» 課題の指示:
以下の項目を1行ごとに1つの文字列とし、すべてをJSON形式のリストにして出力しなさい。空行は含めないこと。

» 与えられた情報:
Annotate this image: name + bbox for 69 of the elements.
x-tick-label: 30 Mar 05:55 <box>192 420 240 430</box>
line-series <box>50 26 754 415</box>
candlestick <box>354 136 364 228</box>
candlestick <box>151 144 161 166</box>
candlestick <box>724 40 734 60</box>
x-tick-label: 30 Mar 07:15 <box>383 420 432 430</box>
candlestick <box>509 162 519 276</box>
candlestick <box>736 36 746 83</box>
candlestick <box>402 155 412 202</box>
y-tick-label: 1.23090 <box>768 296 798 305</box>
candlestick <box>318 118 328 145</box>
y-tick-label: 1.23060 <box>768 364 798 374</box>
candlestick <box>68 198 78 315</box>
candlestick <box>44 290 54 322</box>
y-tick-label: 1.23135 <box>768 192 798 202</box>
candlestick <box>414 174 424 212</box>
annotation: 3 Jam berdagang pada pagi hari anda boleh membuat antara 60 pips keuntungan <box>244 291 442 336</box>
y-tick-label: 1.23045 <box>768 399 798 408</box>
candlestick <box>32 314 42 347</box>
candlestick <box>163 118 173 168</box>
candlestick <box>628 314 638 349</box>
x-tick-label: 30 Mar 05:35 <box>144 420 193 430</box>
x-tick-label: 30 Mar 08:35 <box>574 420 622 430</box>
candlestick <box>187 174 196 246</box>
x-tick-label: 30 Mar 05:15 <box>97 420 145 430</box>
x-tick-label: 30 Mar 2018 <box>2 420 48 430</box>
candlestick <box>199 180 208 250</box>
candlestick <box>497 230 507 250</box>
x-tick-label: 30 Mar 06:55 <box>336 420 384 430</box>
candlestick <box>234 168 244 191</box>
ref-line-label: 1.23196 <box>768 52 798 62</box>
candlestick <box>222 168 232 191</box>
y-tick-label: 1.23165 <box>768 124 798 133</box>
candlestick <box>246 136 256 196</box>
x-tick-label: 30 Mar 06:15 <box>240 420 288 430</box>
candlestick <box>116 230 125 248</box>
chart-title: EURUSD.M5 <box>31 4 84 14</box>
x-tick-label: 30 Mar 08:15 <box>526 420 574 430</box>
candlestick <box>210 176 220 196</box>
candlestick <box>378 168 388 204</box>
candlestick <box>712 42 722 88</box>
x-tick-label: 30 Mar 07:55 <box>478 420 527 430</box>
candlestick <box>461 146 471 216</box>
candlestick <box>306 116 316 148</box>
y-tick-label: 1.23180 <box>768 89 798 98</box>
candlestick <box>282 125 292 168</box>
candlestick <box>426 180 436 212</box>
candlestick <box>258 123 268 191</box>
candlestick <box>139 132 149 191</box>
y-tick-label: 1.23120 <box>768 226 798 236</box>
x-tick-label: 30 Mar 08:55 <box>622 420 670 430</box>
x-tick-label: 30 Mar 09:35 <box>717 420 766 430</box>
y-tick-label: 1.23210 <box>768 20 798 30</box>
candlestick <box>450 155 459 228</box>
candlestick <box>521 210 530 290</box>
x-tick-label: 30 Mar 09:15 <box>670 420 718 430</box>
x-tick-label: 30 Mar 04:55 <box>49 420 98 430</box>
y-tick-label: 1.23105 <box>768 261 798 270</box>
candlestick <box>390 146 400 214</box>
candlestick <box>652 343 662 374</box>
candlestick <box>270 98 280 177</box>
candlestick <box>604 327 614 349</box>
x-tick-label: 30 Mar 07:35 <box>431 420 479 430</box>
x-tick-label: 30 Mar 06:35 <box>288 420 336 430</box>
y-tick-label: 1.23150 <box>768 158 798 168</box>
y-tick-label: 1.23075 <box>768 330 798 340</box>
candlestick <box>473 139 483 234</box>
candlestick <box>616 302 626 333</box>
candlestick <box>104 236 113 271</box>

» 問題の解答:
[
  "Annotate this image: name + bbox for 69 of the elements.",
  "x-tick-label: 30 Mar 05:55 <box>192 420 240 430</box>",
  "line-series <box>50 26 754 415</box>",
  "candlestick <box>354 136 364 228</box>",
  "candlestick <box>151 144 161 166</box>",
  "candlestick <box>724 40 734 60</box>",
  "x-tick-label: 30 Mar 07:15 <box>383 420 432 430</box>",
  "candlestick <box>509 162 519 276</box>",
  "candlestick <box>736 36 746 83</box>",
  "candlestick <box>402 155 412 202</box>",
  "y-tick-label: 1.23090 <box>768 296 798 305</box>",
  "candlestick <box>318 118 328 145</box>",
  "y-tick-label: 1.23060 <box>768 364 798 374</box>",
  "candlestick <box>68 198 78 315</box>",
  "candlestick <box>44 290 54 322</box>",
  "y-tick-label: 1.23135 <box>768 192 798 202</box>",
  "candlestick <box>414 174 424 212</box>",
  "annotation: 3 Jam berdagang pada pagi hari anda boleh membuat antara 60 pips keuntungan <box>244 291 442 336</box>",
  "y-tick-label: 1.23045 <box>768 399 798 408</box>",
  "candlestick <box>32 314 42 347</box>",
  "candlestick <box>163 118 173 168</box>",
  "candlestick <box>628 314 638 349</box>",
  "x-tick-label: 30 Mar 05:35 <box>144 420 193 430</box>",
  "x-tick-label: 30 Mar 08:35 <box>574 420 622 430</box>",
  "candlestick <box>187 174 196 246</box>",
  "x-tick-label: 30 Mar 05:15 <box>97 420 145 430</box>",
  "x-tick-label: 30 Mar 2018 <box>2 420 48 430</box>",
  "candlestick <box>199 180 208 250</box>",
  "candlestick <box>497 230 507 250</box>",
  "x-tick-label: 30 Mar 06:55 <box>336 420 384 430</box>",
  "candlestick <box>234 168 244 191</box>",
  "ref-line-label: 1.23196 <box>768 52 798 62</box>",
  "candlestick <box>222 168 232 191</box>",
  "y-tick-label: 1.23165 <box>768 124 798 133</box>",
  "candlestick <box>246 136 256 196</box>",
  "x-tick-label: 30 Mar 06:15 <box>240 420 288 430</box>",
  "candlestick <box>116 230 125 248</box>",
  "chart-title: EURUSD.M5 <box>31 4 84 14</box>",
  "x-tick-label: 30 Mar 08:15 <box>526 420 574 430</box>",
  "candlestick <box>210 176 220 196</box>",
  "candlestick <box>378 168 388 204</box>",
  "candlestick <box>712 42 722 88</box>",
  "x-tick-label: 30 Mar 07:55 <box>478 420 527 430</box>",
  "candlestick <box>461 146 471 216</box>",
  "candlestick <box>306 116 316 148</box>",
  "y-tick-label: 1.23180 <box>768 89 798 98</box>",
  "candlestick <box>282 125 292 168</box>",
  "candlestick <box>426 180 436 212</box>",
  "candlestick <box>258 123 268 191</box>",
  "candlestick <box>139 132 149 191</box>",
  "y-tick-label: 1.23120 <box>768 226 798 236</box>",
  "x-tick-label: 30 Mar 08:55 <box>622 420 670 430</box>",
  "x-tick-label: 30 Mar 09:35 <box>717 420 766 430</box>",
  "y-tick-label: 1.23210 <box>768 20 798 30</box>",
  "candlestick <box>450 155 459 228</box>",
  "candlestick <box>521 210 530 290</box>",
  "x-tick-label: 30 Mar 09:15 <box>670 420 718 430</box>",
  "x-tick-label: 30 Mar 04:55 <box>49 420 98 430</box>",
  "y-tick-label: 1.23105 <box>768 261 798 270</box>",
  "candlestick <box>390 146 400 214</box>",
  "candlestick <box>652 343 662 374</box>",
  "candlestick <box>270 98 280 177</box>",
  "candlestick <box>604 327 614 349</box>",
  "x-tick-label: 30 Mar 07:35 <box>431 420 479 430</box>",
  "x-tick-label: 30 Mar 06:35 <box>288 420 336 430</box>",
  "y-tick-label: 1.23150 <box>768 158 798 168</box>",
  "y-tick-label: 1.23075 <box>768 330 798 340</box>",
  "candlestick <box>473 139 483 234</box>",
  "candlestick <box>616 302 626 333</box>",
  "candlestick <box>104 236 113 271</box>"
]